◆ Extract provided ◆

·····

Friday, July 27, 2007

Salvaging Arteries



Thursday was an ass kicker. We've been down one nurse and one tech all week at work, leaving us 33% & 25% low on staffing during one of the busiest weeks this year. The first exam of the day was a bilateral kissing stents in a patients aortic bifurcation. Usually, the tech assists the doc place a stent by loading caths onto the wire, maintaining wire position, prepping inflation devices, etc. During a kissing stent procedure, the doc opens deploys one stent while the tech opens the other. At the same time. At the same speed. At $800 t0 $1200 per stent. Guaranteed to focus your concentration so that everything in your world shrinks down to a radiologist's voice and a fluoroscopy monitor showing the deployment. And getting two people to synchronize their actions perfectly, so that the patient gets an ideal deployment that opens a ninety-five percent closed artery and restores flow to the rest of the leg is a great feeling.




Left, Bilateral high-grade ostial stenosis of common iliac arteries. Middle, Simultaneous dilatation of stenotic lesion with kissing balloon technique. Right, Final result after adjunctive implantation of 2 Palmaz stents (diameter, 9 mm; length, 40 mm).

In a few days, that patient will be able to walk longer and more comfortably than in the past year, and will probably continue to do so for years, rather than having a bypass graft. Bypass grafts often run from the groin to below the knee, and have somewhat limited lives, due to clotting problems. When they do clot, and circulation to the feet is severely compromised, then it's back to our lab, where the clot is attacked with a number of methods, both mechanical and chemical, that can take up seventy-two hours, and carries risks of bleeding, including intracranial.

That was immediately followed by a bilateral renal angiogram, an aortic stent graft (more on those later), a central venous line change, and an exchange of an internal/external biliary drain.

I earned my paycheck for the day.














1 comment:

BobG said...

I had to have a stent put in a couple of years ago. Woke up at 0430 to an amazingly painful pounding feeling in my chest. They tried nitro and a lot of morphine, but it didn't affect the pain at all. When they put the stent in, the pain faded away within a few seconds.

·····

◆ Material shown ◆

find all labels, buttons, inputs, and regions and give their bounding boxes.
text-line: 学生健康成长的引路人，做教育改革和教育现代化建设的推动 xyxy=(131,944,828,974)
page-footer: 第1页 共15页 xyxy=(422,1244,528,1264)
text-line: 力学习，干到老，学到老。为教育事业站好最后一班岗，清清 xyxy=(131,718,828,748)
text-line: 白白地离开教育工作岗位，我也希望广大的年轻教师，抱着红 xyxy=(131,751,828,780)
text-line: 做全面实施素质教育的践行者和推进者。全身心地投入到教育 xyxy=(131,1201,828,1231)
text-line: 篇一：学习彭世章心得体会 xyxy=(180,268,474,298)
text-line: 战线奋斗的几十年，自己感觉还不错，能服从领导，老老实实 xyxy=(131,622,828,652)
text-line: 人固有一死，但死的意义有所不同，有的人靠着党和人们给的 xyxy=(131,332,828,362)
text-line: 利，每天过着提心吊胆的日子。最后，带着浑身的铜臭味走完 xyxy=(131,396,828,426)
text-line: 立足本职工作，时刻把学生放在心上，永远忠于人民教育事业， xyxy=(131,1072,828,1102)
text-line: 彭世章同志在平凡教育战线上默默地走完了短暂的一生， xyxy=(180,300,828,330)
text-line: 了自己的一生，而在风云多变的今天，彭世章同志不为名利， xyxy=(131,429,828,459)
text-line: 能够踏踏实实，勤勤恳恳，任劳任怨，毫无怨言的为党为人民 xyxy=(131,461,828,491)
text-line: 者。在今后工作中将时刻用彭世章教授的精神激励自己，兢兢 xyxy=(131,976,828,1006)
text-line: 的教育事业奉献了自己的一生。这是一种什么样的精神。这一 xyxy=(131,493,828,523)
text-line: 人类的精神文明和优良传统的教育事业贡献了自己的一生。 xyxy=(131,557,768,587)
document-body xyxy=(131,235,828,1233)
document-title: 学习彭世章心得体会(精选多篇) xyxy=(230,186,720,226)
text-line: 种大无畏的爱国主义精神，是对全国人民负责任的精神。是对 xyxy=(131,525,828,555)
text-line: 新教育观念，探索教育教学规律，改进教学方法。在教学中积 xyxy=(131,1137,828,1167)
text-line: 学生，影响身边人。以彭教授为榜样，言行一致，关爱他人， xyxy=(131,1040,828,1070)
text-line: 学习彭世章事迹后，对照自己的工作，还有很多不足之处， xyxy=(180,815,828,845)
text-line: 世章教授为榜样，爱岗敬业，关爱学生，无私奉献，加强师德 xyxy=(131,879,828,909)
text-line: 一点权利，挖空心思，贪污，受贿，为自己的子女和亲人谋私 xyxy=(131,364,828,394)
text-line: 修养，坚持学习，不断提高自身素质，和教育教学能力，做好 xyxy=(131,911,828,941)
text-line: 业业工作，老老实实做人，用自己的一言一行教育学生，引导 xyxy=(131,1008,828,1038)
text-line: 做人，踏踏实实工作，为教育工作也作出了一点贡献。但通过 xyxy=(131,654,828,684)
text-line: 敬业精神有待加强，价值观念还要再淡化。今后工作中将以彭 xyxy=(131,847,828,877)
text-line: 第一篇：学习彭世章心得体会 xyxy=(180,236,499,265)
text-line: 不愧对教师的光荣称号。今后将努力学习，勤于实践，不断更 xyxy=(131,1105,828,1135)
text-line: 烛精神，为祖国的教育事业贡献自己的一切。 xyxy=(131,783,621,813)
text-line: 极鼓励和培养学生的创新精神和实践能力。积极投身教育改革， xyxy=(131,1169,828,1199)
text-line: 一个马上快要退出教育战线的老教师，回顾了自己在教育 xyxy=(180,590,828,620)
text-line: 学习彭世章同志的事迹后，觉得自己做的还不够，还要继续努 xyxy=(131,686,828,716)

·····

◆ Your goal ◆
In the post on salvaging arteries, what diameter and length are given for the Palmaz stents implanted in the final result?

◆ Task output ◆
The Palmaz stents had a diameter of 9 mm and a length of 40 mm.